Scan the data beneath this task and copy each line that includes "name".

▶ _Dataset excerpts_
○ ○ ○ ○
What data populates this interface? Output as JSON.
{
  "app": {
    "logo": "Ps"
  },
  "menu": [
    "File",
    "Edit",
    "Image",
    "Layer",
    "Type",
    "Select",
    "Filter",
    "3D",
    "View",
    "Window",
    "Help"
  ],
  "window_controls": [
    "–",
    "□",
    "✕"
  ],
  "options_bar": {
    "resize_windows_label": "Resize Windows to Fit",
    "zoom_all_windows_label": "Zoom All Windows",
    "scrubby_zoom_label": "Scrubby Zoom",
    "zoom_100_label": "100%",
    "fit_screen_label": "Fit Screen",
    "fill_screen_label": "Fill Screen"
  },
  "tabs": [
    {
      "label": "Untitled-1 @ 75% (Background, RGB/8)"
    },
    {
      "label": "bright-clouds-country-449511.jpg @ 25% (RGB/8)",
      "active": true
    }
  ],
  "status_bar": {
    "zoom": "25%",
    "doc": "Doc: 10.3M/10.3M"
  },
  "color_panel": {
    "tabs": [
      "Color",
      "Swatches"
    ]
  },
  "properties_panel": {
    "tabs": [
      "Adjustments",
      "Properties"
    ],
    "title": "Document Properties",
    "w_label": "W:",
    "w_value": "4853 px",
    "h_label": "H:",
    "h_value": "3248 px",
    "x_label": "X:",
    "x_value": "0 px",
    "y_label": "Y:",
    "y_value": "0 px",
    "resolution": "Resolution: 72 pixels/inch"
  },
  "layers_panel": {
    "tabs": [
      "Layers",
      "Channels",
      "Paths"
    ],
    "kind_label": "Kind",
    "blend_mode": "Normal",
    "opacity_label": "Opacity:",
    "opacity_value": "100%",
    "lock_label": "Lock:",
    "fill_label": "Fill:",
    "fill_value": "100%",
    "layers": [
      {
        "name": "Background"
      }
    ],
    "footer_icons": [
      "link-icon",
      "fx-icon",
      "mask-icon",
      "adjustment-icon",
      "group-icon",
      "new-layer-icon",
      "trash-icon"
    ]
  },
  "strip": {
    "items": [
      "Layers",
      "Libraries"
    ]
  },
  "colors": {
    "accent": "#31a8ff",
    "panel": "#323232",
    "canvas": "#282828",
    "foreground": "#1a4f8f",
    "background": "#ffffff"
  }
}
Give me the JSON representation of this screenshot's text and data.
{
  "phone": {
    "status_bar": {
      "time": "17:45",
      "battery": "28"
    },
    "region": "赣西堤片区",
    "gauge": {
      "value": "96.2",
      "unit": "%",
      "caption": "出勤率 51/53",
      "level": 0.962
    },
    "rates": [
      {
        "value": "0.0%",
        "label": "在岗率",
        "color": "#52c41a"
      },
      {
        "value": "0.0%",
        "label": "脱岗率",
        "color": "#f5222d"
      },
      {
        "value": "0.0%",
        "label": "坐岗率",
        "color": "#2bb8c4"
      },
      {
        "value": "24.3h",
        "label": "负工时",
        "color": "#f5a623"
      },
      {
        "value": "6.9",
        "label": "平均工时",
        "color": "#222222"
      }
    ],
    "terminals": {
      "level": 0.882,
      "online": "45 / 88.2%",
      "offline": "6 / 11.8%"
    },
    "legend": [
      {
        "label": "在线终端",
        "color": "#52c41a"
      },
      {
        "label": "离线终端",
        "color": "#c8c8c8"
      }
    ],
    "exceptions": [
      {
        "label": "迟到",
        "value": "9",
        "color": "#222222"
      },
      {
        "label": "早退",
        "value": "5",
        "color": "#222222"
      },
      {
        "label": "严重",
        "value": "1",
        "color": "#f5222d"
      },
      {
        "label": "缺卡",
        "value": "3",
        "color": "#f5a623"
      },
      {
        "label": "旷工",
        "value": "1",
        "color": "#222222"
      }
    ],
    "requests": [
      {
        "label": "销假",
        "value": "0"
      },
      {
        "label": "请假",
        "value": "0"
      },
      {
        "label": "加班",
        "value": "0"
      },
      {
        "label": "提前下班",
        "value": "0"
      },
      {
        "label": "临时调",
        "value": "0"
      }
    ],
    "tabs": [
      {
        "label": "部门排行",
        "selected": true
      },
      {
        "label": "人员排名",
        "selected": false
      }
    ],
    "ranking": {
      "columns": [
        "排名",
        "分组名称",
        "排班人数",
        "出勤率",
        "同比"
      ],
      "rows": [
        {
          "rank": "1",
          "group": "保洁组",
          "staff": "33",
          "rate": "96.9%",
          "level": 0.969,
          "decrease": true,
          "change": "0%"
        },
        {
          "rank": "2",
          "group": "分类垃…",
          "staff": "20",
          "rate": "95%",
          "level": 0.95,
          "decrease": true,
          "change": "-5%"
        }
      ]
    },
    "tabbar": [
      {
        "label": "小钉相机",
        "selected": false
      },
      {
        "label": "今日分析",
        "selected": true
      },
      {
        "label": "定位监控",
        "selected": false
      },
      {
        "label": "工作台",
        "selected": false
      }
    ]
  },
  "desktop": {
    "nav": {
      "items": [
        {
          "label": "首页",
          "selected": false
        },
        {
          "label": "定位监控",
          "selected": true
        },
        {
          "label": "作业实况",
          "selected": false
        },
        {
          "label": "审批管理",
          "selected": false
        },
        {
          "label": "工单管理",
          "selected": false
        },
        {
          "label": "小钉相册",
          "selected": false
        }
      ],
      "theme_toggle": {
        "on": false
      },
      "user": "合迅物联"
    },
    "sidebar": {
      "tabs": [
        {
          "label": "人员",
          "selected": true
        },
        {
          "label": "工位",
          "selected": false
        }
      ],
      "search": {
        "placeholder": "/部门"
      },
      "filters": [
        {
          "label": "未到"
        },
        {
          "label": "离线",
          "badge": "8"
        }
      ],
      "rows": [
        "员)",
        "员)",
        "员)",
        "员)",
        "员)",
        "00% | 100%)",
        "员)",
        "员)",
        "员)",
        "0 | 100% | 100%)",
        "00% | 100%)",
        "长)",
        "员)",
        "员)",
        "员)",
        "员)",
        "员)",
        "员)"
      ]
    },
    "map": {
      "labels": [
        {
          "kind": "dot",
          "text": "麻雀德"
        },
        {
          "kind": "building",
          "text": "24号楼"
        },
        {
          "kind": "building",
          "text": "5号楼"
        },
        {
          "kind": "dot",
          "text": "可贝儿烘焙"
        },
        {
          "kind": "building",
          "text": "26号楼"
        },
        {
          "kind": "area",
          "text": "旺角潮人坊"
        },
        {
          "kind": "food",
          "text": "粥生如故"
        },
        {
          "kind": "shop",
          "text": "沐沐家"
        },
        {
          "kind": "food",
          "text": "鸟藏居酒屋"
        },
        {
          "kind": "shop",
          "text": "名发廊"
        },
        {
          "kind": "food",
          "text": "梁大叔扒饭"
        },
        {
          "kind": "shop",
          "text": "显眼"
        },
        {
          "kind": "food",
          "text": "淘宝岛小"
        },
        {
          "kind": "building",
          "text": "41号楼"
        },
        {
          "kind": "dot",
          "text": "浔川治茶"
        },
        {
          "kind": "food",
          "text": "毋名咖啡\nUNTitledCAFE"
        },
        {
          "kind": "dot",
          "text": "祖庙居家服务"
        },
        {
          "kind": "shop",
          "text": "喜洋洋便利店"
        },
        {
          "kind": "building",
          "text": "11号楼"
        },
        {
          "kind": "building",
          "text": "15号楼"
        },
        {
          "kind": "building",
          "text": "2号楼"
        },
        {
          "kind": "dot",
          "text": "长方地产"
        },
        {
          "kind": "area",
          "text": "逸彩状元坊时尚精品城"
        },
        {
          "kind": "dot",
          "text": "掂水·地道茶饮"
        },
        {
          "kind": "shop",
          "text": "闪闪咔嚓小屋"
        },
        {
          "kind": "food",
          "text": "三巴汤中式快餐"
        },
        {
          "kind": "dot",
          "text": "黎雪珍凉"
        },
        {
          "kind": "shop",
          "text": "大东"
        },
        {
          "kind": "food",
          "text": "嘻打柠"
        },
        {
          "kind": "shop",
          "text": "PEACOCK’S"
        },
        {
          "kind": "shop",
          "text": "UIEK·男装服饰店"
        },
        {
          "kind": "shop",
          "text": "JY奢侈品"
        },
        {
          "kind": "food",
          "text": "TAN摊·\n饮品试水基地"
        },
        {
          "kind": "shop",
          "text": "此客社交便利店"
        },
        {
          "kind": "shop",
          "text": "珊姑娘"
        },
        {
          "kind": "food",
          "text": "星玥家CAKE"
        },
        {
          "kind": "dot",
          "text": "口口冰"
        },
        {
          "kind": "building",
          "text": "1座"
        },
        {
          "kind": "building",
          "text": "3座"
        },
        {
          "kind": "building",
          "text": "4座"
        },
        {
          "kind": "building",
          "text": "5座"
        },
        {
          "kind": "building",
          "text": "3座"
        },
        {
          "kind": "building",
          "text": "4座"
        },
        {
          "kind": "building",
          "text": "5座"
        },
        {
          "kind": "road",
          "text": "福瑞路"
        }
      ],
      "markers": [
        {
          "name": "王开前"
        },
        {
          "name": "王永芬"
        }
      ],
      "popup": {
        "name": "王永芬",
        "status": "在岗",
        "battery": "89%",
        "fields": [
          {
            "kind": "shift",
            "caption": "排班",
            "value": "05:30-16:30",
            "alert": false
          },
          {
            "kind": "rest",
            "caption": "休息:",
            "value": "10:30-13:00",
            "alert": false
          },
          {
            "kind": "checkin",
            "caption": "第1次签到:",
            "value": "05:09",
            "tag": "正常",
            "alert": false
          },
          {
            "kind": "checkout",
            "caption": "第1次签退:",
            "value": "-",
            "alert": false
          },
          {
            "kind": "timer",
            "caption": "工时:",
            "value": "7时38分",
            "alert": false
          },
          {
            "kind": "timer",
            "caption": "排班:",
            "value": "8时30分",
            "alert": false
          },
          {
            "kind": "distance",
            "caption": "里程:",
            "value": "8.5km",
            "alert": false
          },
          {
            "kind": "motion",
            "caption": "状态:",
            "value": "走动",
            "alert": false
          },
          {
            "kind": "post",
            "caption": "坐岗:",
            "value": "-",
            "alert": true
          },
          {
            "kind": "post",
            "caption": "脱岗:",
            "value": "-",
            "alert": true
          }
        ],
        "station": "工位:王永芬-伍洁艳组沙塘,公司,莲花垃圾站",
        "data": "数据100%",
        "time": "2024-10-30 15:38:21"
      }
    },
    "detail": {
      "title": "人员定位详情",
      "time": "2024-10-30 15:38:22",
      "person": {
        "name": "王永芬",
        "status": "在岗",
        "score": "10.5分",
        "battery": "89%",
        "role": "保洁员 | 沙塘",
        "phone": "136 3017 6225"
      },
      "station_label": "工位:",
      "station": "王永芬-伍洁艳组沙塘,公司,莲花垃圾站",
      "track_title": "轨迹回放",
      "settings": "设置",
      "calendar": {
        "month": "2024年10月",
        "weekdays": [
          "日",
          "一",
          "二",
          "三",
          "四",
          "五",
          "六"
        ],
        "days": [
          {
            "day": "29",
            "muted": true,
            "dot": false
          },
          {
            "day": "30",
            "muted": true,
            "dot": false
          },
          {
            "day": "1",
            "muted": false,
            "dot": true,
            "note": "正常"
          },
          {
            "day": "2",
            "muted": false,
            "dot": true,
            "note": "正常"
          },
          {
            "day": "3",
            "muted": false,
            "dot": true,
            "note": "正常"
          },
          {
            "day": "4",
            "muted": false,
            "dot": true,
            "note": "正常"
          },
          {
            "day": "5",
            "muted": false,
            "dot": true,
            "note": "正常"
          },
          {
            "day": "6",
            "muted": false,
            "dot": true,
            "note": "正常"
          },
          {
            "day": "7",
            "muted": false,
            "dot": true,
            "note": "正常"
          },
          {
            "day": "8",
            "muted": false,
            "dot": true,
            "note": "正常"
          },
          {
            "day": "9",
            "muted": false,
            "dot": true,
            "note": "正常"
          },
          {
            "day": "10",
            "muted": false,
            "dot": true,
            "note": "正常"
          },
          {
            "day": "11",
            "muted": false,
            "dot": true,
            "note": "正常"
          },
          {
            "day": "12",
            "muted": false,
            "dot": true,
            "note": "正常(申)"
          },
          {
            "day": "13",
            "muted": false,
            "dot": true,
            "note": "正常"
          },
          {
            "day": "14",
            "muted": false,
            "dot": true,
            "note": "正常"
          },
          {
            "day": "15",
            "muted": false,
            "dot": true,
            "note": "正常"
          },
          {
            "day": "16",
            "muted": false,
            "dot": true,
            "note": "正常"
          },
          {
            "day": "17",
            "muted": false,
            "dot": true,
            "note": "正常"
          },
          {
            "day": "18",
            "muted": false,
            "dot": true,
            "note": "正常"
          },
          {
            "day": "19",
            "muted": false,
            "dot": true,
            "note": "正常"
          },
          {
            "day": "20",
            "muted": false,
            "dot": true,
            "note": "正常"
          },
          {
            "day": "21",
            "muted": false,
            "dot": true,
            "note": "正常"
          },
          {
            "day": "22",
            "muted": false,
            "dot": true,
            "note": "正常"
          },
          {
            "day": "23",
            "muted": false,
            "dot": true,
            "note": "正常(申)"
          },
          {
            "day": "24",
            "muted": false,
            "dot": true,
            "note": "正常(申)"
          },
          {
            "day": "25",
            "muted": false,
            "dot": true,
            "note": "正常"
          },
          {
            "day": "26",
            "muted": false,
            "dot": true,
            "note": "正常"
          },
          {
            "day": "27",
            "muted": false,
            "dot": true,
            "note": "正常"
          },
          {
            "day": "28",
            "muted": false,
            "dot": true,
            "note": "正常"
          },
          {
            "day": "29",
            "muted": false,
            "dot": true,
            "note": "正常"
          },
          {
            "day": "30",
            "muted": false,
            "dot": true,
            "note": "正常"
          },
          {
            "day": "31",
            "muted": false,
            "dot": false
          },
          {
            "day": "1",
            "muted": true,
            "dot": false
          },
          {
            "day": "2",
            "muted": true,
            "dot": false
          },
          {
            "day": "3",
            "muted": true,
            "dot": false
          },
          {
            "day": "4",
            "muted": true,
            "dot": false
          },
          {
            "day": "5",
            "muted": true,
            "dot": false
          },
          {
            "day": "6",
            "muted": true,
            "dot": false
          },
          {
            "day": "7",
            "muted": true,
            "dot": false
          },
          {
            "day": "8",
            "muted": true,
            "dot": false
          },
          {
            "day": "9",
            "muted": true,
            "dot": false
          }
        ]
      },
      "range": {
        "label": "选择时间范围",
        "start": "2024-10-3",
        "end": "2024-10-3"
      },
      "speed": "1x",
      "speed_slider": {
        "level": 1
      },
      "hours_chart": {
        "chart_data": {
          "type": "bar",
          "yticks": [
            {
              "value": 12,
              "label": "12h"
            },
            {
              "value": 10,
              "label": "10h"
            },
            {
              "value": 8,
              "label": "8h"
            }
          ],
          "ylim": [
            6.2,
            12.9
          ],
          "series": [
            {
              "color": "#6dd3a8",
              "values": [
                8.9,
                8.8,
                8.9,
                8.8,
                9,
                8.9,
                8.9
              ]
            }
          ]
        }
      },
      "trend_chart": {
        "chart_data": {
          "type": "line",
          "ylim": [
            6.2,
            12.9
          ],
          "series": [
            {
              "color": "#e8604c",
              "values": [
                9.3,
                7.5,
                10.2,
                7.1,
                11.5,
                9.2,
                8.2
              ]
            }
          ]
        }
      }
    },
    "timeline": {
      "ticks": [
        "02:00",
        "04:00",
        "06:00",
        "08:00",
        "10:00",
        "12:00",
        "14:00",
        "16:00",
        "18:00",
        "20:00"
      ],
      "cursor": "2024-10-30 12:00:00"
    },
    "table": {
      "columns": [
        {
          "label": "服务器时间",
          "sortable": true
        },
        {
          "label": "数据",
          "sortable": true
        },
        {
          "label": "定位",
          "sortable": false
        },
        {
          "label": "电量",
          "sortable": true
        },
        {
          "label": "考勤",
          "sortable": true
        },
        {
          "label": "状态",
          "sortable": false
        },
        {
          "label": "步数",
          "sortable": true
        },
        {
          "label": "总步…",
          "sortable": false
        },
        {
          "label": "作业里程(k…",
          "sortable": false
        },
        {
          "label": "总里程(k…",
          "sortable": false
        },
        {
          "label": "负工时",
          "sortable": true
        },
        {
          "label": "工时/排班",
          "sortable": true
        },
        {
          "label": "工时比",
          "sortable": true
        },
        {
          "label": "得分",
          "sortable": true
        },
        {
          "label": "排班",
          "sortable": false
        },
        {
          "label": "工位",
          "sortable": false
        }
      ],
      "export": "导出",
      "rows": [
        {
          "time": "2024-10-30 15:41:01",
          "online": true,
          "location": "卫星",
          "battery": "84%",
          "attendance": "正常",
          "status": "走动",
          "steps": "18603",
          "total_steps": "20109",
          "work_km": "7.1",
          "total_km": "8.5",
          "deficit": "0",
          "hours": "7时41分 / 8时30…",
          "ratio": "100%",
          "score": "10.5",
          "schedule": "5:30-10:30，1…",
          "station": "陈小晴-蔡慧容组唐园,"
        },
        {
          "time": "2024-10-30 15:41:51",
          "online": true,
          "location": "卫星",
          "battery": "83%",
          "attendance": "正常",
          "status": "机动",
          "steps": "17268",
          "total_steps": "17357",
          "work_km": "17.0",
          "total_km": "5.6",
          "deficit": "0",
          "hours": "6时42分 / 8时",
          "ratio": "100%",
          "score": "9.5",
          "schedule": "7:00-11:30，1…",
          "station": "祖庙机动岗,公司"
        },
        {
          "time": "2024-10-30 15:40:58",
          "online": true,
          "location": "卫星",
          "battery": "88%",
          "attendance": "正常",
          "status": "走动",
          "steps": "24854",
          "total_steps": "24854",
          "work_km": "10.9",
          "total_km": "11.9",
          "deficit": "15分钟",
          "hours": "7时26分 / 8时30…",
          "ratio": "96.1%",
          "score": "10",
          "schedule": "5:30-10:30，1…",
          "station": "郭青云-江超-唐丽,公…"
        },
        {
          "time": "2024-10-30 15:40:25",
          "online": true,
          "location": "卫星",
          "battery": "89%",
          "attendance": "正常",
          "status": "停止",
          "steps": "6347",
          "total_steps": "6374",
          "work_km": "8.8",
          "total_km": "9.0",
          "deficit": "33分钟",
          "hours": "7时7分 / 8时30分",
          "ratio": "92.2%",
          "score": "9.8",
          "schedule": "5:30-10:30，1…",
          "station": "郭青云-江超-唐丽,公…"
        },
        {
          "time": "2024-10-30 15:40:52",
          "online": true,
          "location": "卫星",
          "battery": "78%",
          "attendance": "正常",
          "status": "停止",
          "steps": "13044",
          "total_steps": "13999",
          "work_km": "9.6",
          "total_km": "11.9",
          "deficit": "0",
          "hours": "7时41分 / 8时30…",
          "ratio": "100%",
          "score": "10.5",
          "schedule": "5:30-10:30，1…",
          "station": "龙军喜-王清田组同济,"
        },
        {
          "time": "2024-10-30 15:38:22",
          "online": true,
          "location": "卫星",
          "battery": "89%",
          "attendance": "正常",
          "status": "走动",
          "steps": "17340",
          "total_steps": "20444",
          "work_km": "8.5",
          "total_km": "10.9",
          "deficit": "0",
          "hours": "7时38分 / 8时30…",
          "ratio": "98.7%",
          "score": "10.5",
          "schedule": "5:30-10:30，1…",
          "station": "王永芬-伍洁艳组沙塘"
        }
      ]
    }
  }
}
○ ○ ○ ○
▶ _Exercise result_
        "name": "Background"
          "name": "王开前"
          "name": "王永芬"
        "name": "王永芬",
        "name": "王永芬",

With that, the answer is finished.